Can you transcribe the data exactly? Leave the pictures out.
-- begin Data listing --
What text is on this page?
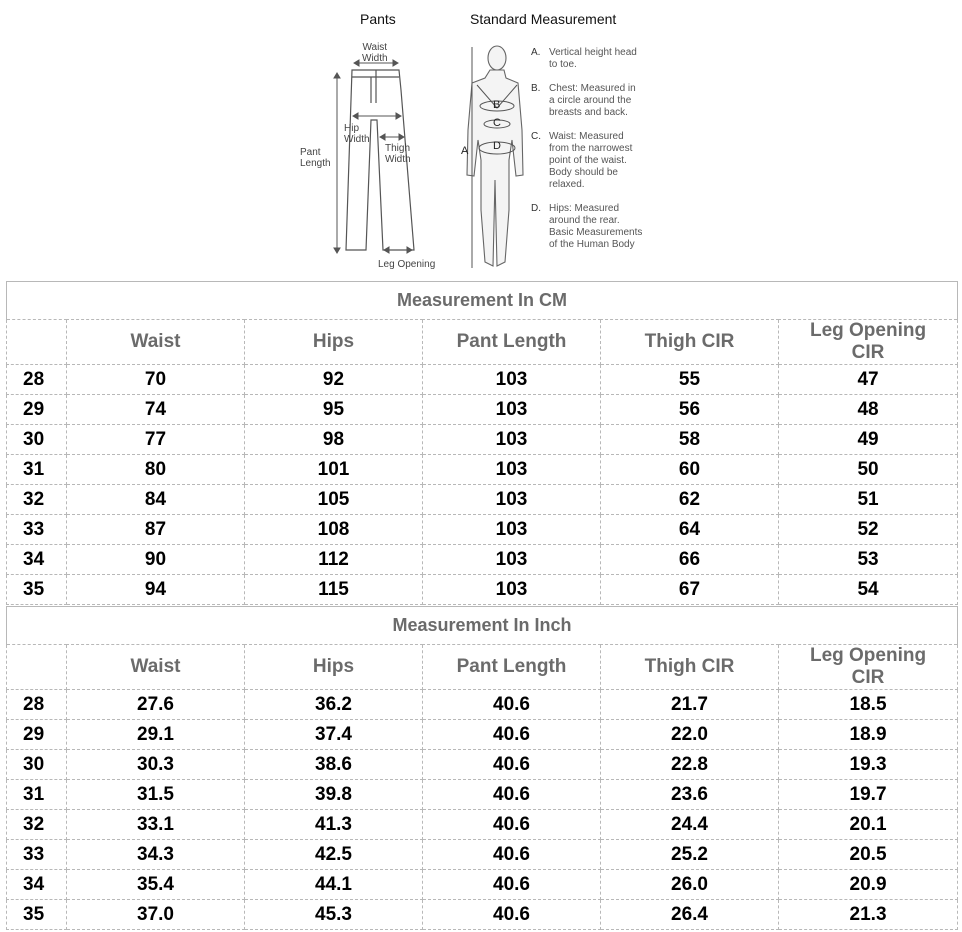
Pants	Standard Measurement
Waist
Width
Hip
Width
Thigh
Width
Pant
Length
Leg Opening
A
B
C
D
A. Vertical height head
to toe.
B. Chest: Measured in
a circle around the
breasts and back.
C. Waist: Measured
from the narrowest
point of the waist.
Body should be
relaxed.
D. Hips: Measured
around the rear.
Basic Measurements
of the Human Body
Measurement In CM					
	Waist	Hips	Pant Length	Thigh CIR	Leg Opening
CIR
28	70	92	103	55	47
29	74	95	103	56	48
30	77	98	103	58	49
31	80	101	103	60	50
32	84	105	103	62	51
33	87	108	103	64	52
34	90	112	103	66	53
35	94	115	103	67	54
Measurement In Inch					
	Waist	Hips	Pant Length	Thigh CIR	Leg Opening
CIR
28	27.6	36.2	40.6	21.7	18.5
29	29.1	37.4	40.6	22.0	18.9
30	30.3	38.6	40.6	22.8	19.3
31	31.5	39.8	40.6	23.6	19.7
32	33.1	41.3	40.6	24.4	20.1
33	34.3	42.5	40.6	25.2	20.5
34	35.4	44.1	40.6	26.0	20.9
35	37.0	45.3	40.6	26.4	21.3
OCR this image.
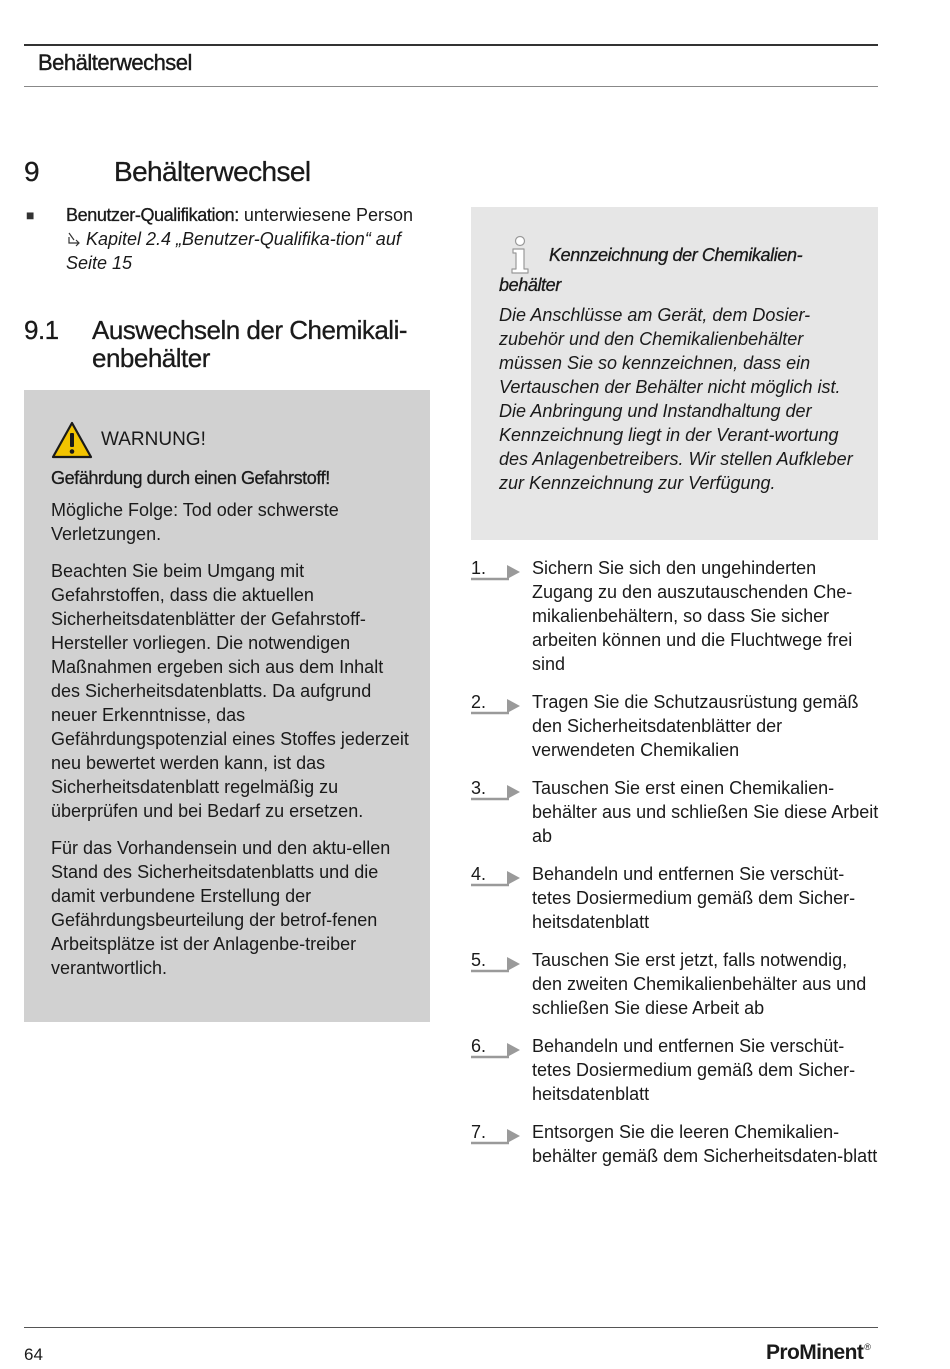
Behälterwechsel
9	Behälterwechsel
■ Benutzer-Qualifikation: unterwiesene Person Kapitel 2.4 „Benutzer-Qualifika-tion“ auf Seite 15
9.1 Auswechseln der Chemikali-enbehälter
WARNUNG!
Gefährdung durch einen Gefahrstoff!

Mögliche Folge: Tod oder schwerste Verletzungen.

Beachten Sie beim Umgang mit Gefahrstoffen, dass die aktuellen Sicherheitsdatenblätter der Gefahrstoff-Hersteller vorliegen. Die notwendigen Maßnahmen ergeben sich aus dem Inhalt des Sicherheitsdatenblatts. Da aufgrund neuer Erkenntnisse, das Gefährdungspotenzial eines Stoffes jederzeit neu bewertet werden kann, ist das Sicherheitsdatenblatt regelmäßig zu überprüfen und bei Bedarf zu ersetzen.

Für das Vorhandensein und den aktu-ellen Stand des Sicherheitsdatenblatts und die damit verbundene Erstellung der Gefährdungsbeurteilung der betrof-fenen Arbeitsplätze ist der Anlagenbe-treiber verantwortlich.

Kennzeichnung der Chemikalien-
behälter
Die Anschlüsse am Gerät, dem Dosier-zubehör und den Chemikalienbehälter müssen Sie so kennzeichnen, dass ein Vertauschen der Behälter nicht möglich ist. Die Anbringung und Instandhaltung der Kennzeichnung liegt in der Verant-wortung des Anlagenbetreibers. Wir stellen Aufkleber zur Kennzeichnung zur Verfügung.
1.	Sichern Sie sich den ungehinderten Zugang zu den auszutauschenden Che-mikalienbehältern, so dass Sie sicher arbeiten können und die Fluchtwege frei sind
2.	Tragen Sie die Schutzausrüstung gemäß den Sicherheitsdatenblätter der verwendeten Chemikalien
3.	Tauschen Sie erst einen Chemikalien-behälter aus und schließen Sie diese Arbeit ab
4.	Behandeln und entfernen Sie verschüt-tetes Dosiermedium gemäß dem Sicher-heitsdatenblatt
5.	Tauschen Sie erst jetzt, falls notwendig, den zweiten Chemikalienbehälter aus und schließen Sie diese Arbeit ab
6.	Behandeln und entfernen Sie verschüt-tetes Dosiermedium gemäß dem Sicher-heitsdatenblatt
7.	Entsorgen Sie die leeren Chemikalien-behälter gemäß dem Sicherheitsdaten-blatt
64	ProMinent®
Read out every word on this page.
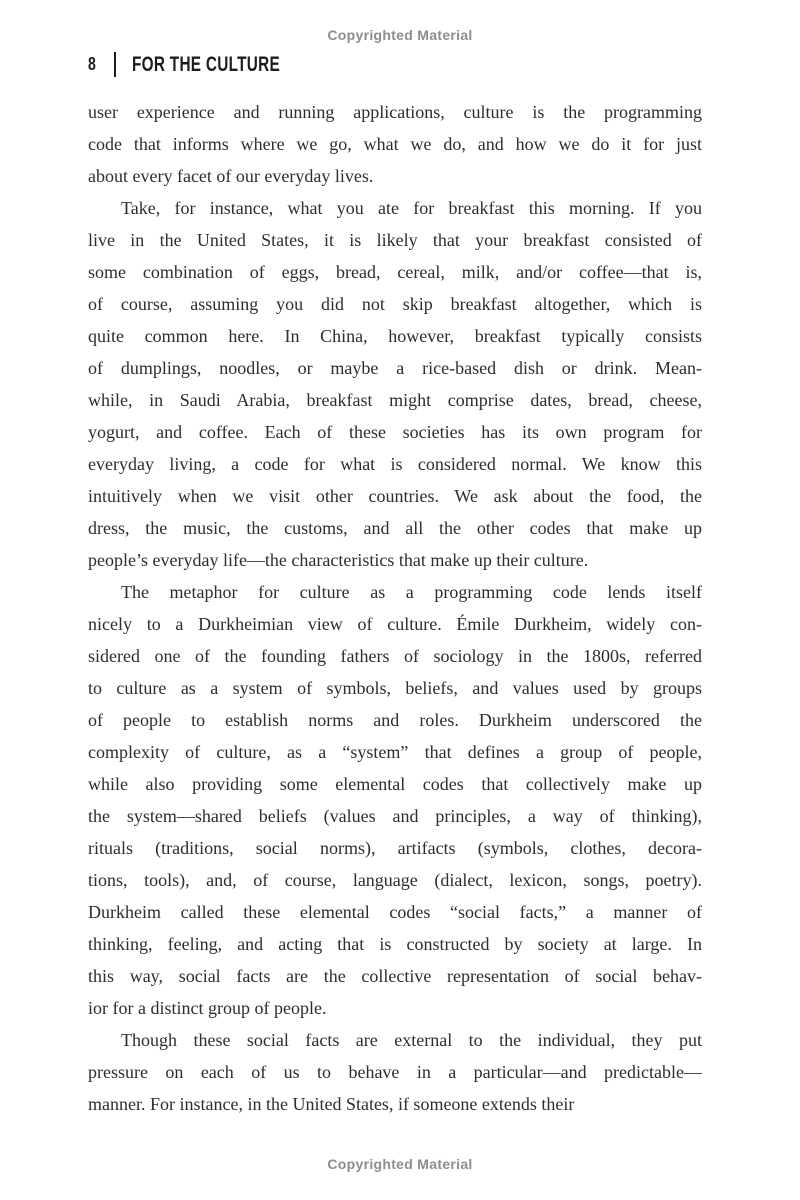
Copyrighted Material
8 FOR THE CULTURE
user experience and running applications, culture is the programming
code that informs where we go, what we do, and how we do it for just
about every facet of our everyday lives.
Take, for instance, what you ate for breakfast this morning. If you
live in the United States, it is likely that your breakfast consisted of
some combination of eggs, bread, cereal, milk, and/or coffee—that is,
of course, assuming you did not skip breakfast altogether, which is
quite common here. In China, however, breakfast typically consists
of dumplings, noodles, or maybe a rice-based dish or drink. Mean-
while, in Saudi Arabia, breakfast might comprise dates, bread, cheese,
yogurt, and coffee. Each of these societies has its own program for
everyday living, a code for what is considered normal. We know this
intuitively when we visit other countries. We ask about the food, the
dress, the music, the customs, and all the other codes that make up
people’s everyday life—the characteristics that make up their culture.
The metaphor for culture as a programming code lends itself
nicely to a Durkheimian view of culture. Émile Durkheim, widely con-
sidered one of the founding fathers of sociology in the 1800s, referred
to culture as a system of symbols, beliefs, and values used by groups
of people to establish norms and roles. Durkheim underscored the
complexity of culture, as a “system” that defines a group of people,
while also providing some elemental codes that collectively make up
the system—shared beliefs (values and principles, a way of thinking),
rituals (traditions, social norms), artifacts (symbols, clothes, decora-
tions, tools), and, of course, language (dialect, lexicon, songs, poetry).
Durkheim called these elemental codes “social facts,” a manner of
thinking, feeling, and acting that is constructed by society at large. In
this way, social facts are the collective representation of social behav-
ior for a distinct group of people.
Though these social facts are external to the individual, they put
pressure on each of us to behave in a particular—and predictable—
manner. For instance, in the United States, if someone extends their
Copyrighted Material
-- end Data listing --
§ Solution for this task:
What text is on this page?
Pants	Standard Measurement
Waist
Width
Hip
Width
Thigh
Width
Pant
Length
Leg Opening
A
B
C
D
A. Vertical height head
to toe.
B. Chest: Measured in
a circle around the
breasts and back.
C. Waist: Measured
from the narrowest
point of the waist.
Body should be
relaxed.
D. Hips: Measured
around the rear.
Basic Measurements
of the Human Body
Measurement In CM					
	Waist	Hips	Pant Length	Thigh CIR	Leg Opening
CIR
28	70	92	103	55	47
29	74	95	103	56	48
30	77	98	103	58	49
31	80	101	103	60	50
32	84	105	103	62	51
33	87	108	103	64	52
34	90	112	103	66	53
35	94	115	103	67	54
Measurement In Inch					
	Waist	Hips	Pant Length	Thigh CIR	Leg Opening
CIR
28	27.6	36.2	40.6	21.7	18.5
29	29.1	37.4	40.6	22.0	18.9
30	30.3	38.6	40.6	22.8	19.3
31	31.5	39.8	40.6	23.6	19.7
32	33.1	41.3	40.6	24.4	20.1
33	34.3	42.5	40.6	25.2	20.5
34	35.4	44.1	40.6	26.0	20.9
35	37.0	45.3	40.6	26.4	21.3
OCR this image.
Behälterwechsel
9	Behälterwechsel
■ Benutzer-Qualifikation: unterwiesene Person Kapitel 2.4 „Benutzer-Qualifika-tion“ auf Seite 15
9.1 Auswechseln der Chemikali-enbehälter
WARNUNG!
Gefährdung durch einen Gefahrstoff!

Mögliche Folge: Tod oder schwerste Verletzungen.

Beachten Sie beim Umgang mit Gefahrstoffen, dass die aktuellen Sicherheitsdatenblätter der Gefahrstoff-Hersteller vorliegen. Die notwendigen Maßnahmen ergeben sich aus dem Inhalt des Sicherheitsdatenblatts. Da aufgrund neuer Erkenntnisse, das Gefährdungspotenzial eines Stoffes jederzeit neu bewertet werden kann, ist das Sicherheitsdatenblatt regelmäßig zu überprüfen und bei Bedarf zu ersetzen.

Für das Vorhandensein und den aktu-ellen Stand des Sicherheitsdatenblatts und die damit verbundene Erstellung der Gefährdungsbeurteilung der betrof-fenen Arbeitsplätze ist der Anlagenbe-treiber verantwortlich.

Kennzeichnung der Chemikalien-
behälter
Die Anschlüsse am Gerät, dem Dosier-zubehör und den Chemikalienbehälter müssen Sie so kennzeichnen, dass ein Vertauschen der Behälter nicht möglich ist. Die Anbringung und Instandhaltung der Kennzeichnung liegt in der Verant-wortung des Anlagenbetreibers. Wir stellen Aufkleber zur Kennzeichnung zur Verfügung.
1.	Sichern Sie sich den ungehinderten Zugang zu den auszutauschenden Che-mikalienbehältern, so dass Sie sicher arbeiten können und die Fluchtwege frei sind
2.	Tragen Sie die Schutzausrüstung gemäß den Sicherheitsdatenblätter der verwendeten Chemikalien
3.	Tauschen Sie erst einen Chemikalien-behälter aus und schließen Sie diese Arbeit ab
4.	Behandeln und entfernen Sie verschüt-tetes Dosiermedium gemäß dem Sicher-heitsdatenblatt
5.	Tauschen Sie erst jetzt, falls notwendig, den zweiten Chemikalienbehälter aus und schließen Sie diese Arbeit ab
6.	Behandeln und entfernen Sie verschüt-tetes Dosiermedium gemäß dem Sicher-heitsdatenblatt
7.	Entsorgen Sie die leeren Chemikalien-behälter gemäß dem Sicherheitsdaten-blatt
64	ProMinent®
Read out every word on this page.
Copyrighted Material
8 FOR THE CULTURE
user experience and running applications, culture is the programming
code that informs where we go, what we do, and how we do it for just
about every facet of our everyday lives.
Take, for instance, what you ate for breakfast this morning. If you
live in the United States, it is likely that your breakfast consisted of
some combination of eggs, bread, cereal, milk, and/or coffee—that is,
of course, assuming you did not skip breakfast altogether, which is
quite common here. In China, however, breakfast typically consists
of dumplings, noodles, or maybe a rice-based dish or drink. Mean-
while, in Saudi Arabia, breakfast might comprise dates, bread, cheese,
yogurt, and coffee. Each of these societies has its own program for
everyday living, a code for what is considered normal. We know this
intuitively when we visit other countries. We ask about the food, the
dress, the music, the customs, and all the other codes that make up
people’s everyday life—the characteristics that make up their culture.
The metaphor for culture as a programming code lends itself
nicely to a Durkheimian view of culture. Émile Durkheim, widely con-
sidered one of the founding fathers of sociology in the 1800s, referred
to culture as a system of symbols, beliefs, and values used by groups
of people to establish norms and roles. Durkheim underscored the
complexity of culture, as a “system” that defines a group of people,
while also providing some elemental codes that collectively make up
the system—shared beliefs (values and principles, a way of thinking),
rituals (traditions, social norms), artifacts (symbols, clothes, decora-
tions, tools), and, of course, language (dialect, lexicon, songs, poetry).
Durkheim called these elemental codes “social facts,” a manner of
thinking, feeling, and acting that is constructed by society at large. In
this way, social facts are the collective representation of social behav-
ior for a distinct group of people.
Though these social facts are external to the individual, they put
pressure on each of us to behave in a particular—and predictable—
manner. For instance, in the United States, if someone extends their
Copyrighted Material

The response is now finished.